#### Set exercise
Say how many lines contain the word "Bashir" and give no other text.

Dataset records

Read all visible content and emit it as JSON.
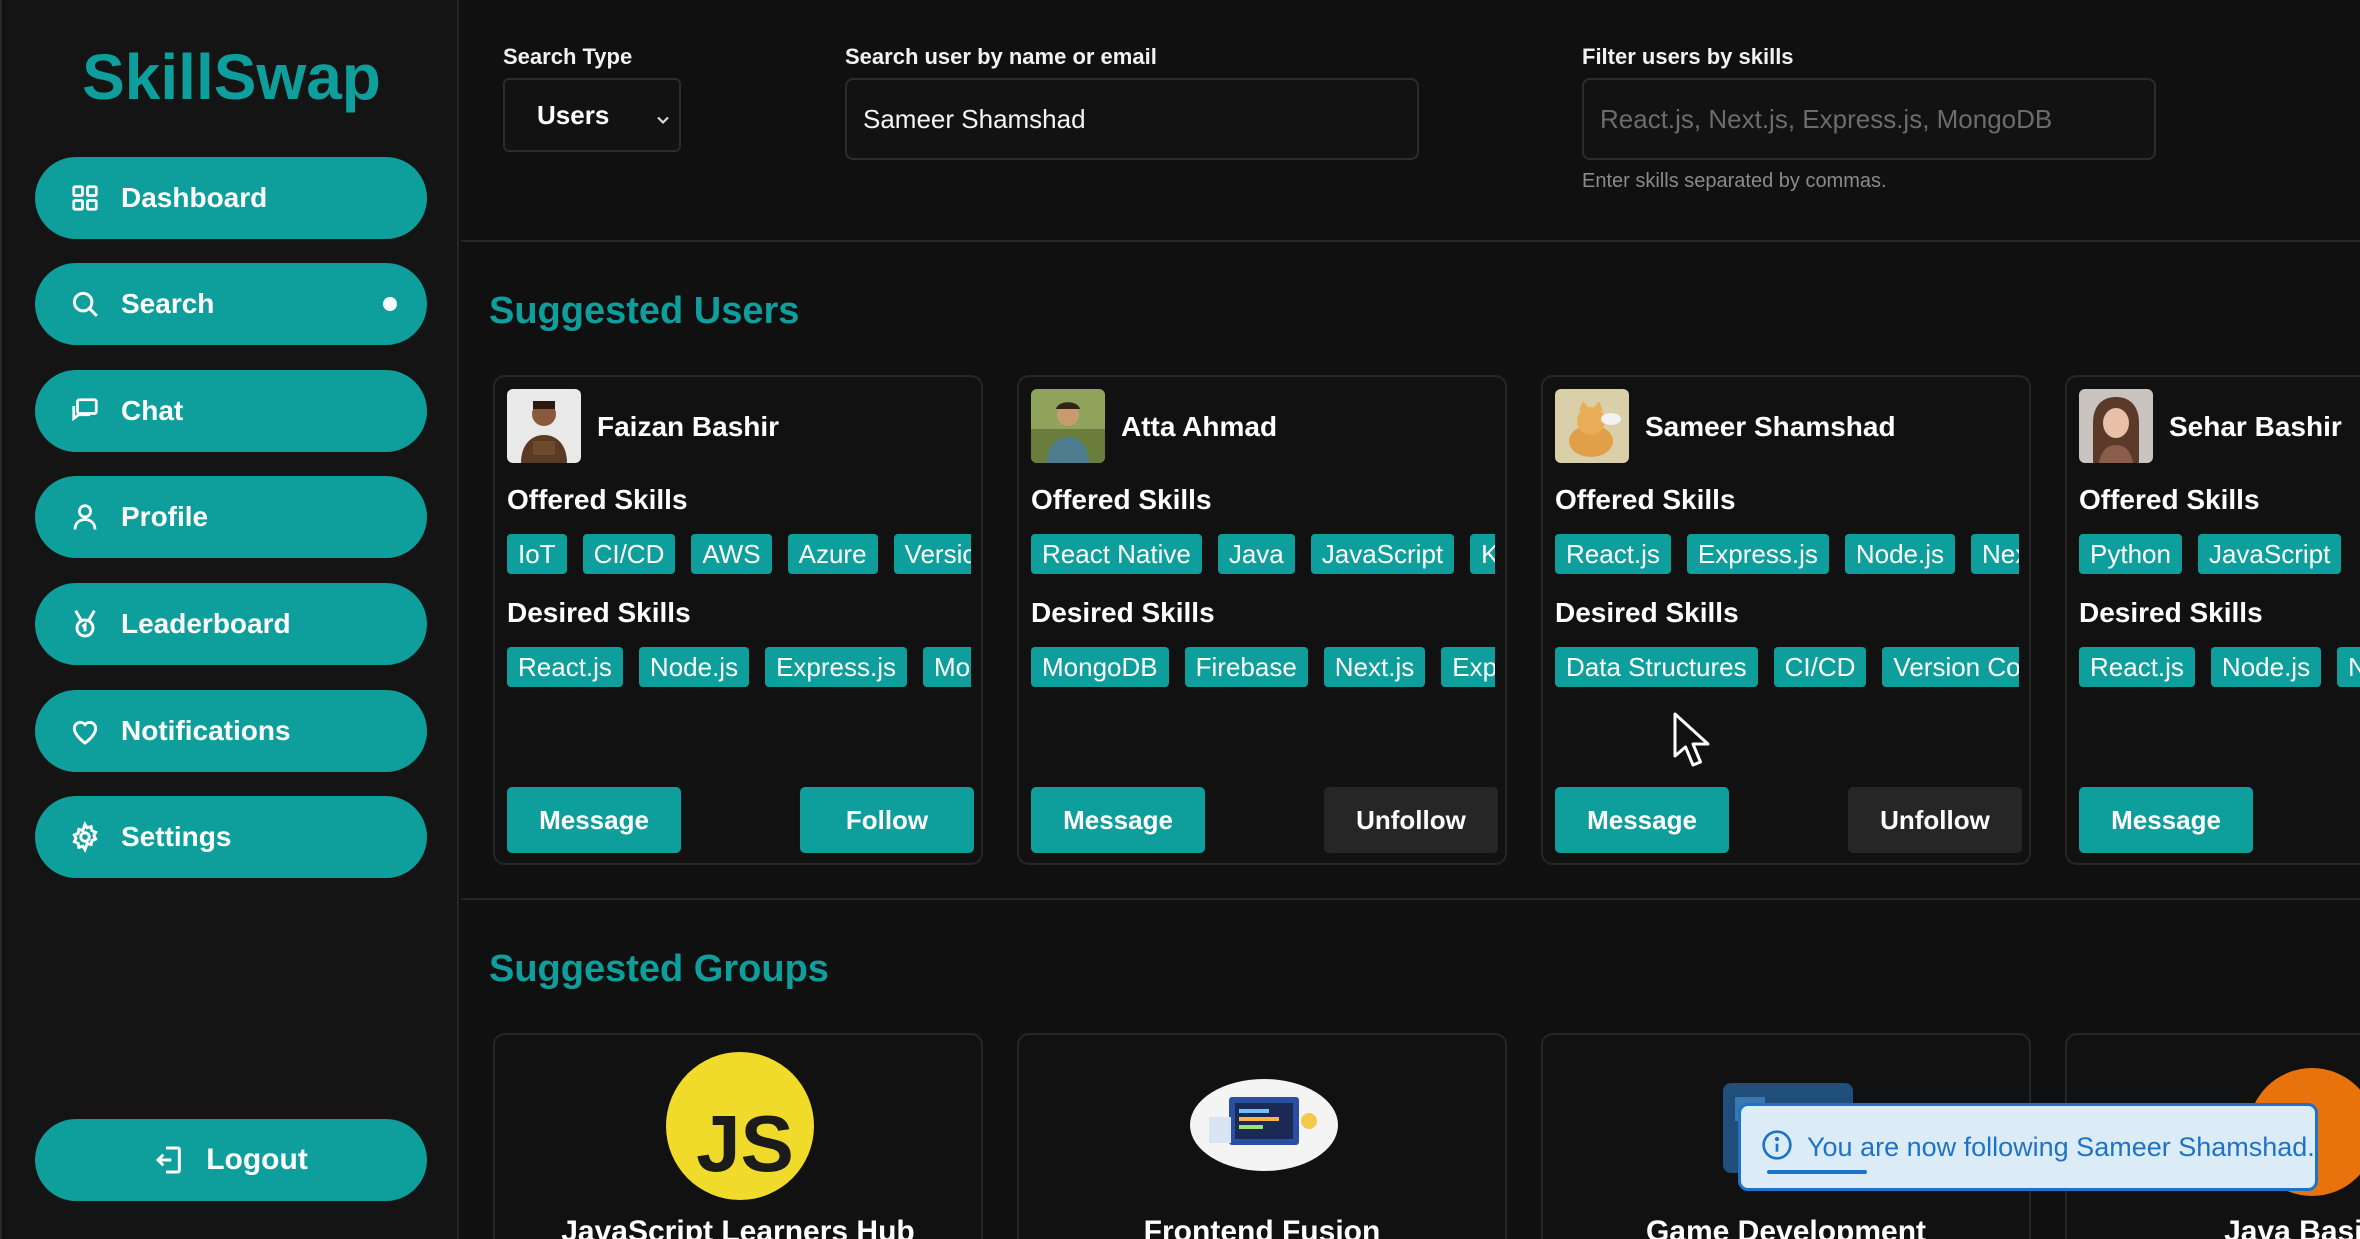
{
  "app": {
    "name": "SkillSwap"
  },
  "sidebar": {
    "items": [
      {
        "label": "Dashboard",
        "icon": "dashboard-grid-icon"
      },
      {
        "label": "Search",
        "icon": "search-icon",
        "active": true
      },
      {
        "label": "Chat",
        "icon": "chat-icon"
      },
      {
        "label": "Profile",
        "icon": "user-icon"
      },
      {
        "label": "Leaderboard",
        "icon": "trophy-icon"
      },
      {
        "label": "Notifications",
        "icon": "heart-icon"
      },
      {
        "label": "Settings",
        "icon": "gear-icon"
      }
    ],
    "logout_label": "Logout"
  },
  "search": {
    "type_label": "Search Type",
    "type_value": "Users",
    "query_label": "Search user by name or email",
    "query_value": "Sameer Shamshad",
    "skills_label": "Filter users by skills",
    "skills_placeholder": "React.js, Next.js, Express.js, MongoDB",
    "skills_hint": "Enter skills separated by commas."
  },
  "suggested_users": {
    "title": "Suggested Users",
    "offered_heading": "Offered Skills",
    "desired_heading": "Desired Skills",
    "users": [
      {
        "name": "Faizan Bashir",
        "offered": [
          "IoT",
          "CI/CD",
          "AWS",
          "Azure",
          "Version Control"
        ],
        "desired": [
          "React.js",
          "Node.js",
          "Express.js",
          "MongoDB"
        ],
        "message_label": "Message",
        "follow_label": "Follow"
      },
      {
        "name": "Atta Ahmad",
        "offered": [
          "React Native",
          "Java",
          "JavaScript",
          "Kotlin"
        ],
        "desired": [
          "MongoDB",
          "Firebase",
          "Next.js",
          "Express.js"
        ],
        "message_label": "Message",
        "follow_label": "Unfollow"
      },
      {
        "name": "Sameer Shamshad",
        "offered": [
          "React.js",
          "Express.js",
          "Node.js",
          "Next.js"
        ],
        "desired": [
          "Data Structures",
          "CI/CD",
          "Version Control"
        ],
        "message_label": "Message",
        "follow_label": "Unfollow"
      },
      {
        "name": "Sehar Bashir",
        "offered": [
          "Python",
          "JavaScript"
        ],
        "desired": [
          "React.js",
          "Node.js",
          "Next.js"
        ],
        "message_label": "Message",
        "follow_label": ""
      }
    ]
  },
  "suggested_groups": {
    "title": "Suggested Groups",
    "groups": [
      {
        "name": "JavaScript Learners Hub"
      },
      {
        "name": "Frontend Fusion"
      },
      {
        "name": "Game Development"
      },
      {
        "name": "Java Basics"
      }
    ]
  },
  "toast": {
    "message": "You are now following Sameer Shamshad."
  },
  "colors": {
    "accent": "#0e9e9b",
    "background": "#101010",
    "toast_blue": "#1e73c8"
  }
}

#### The answer
2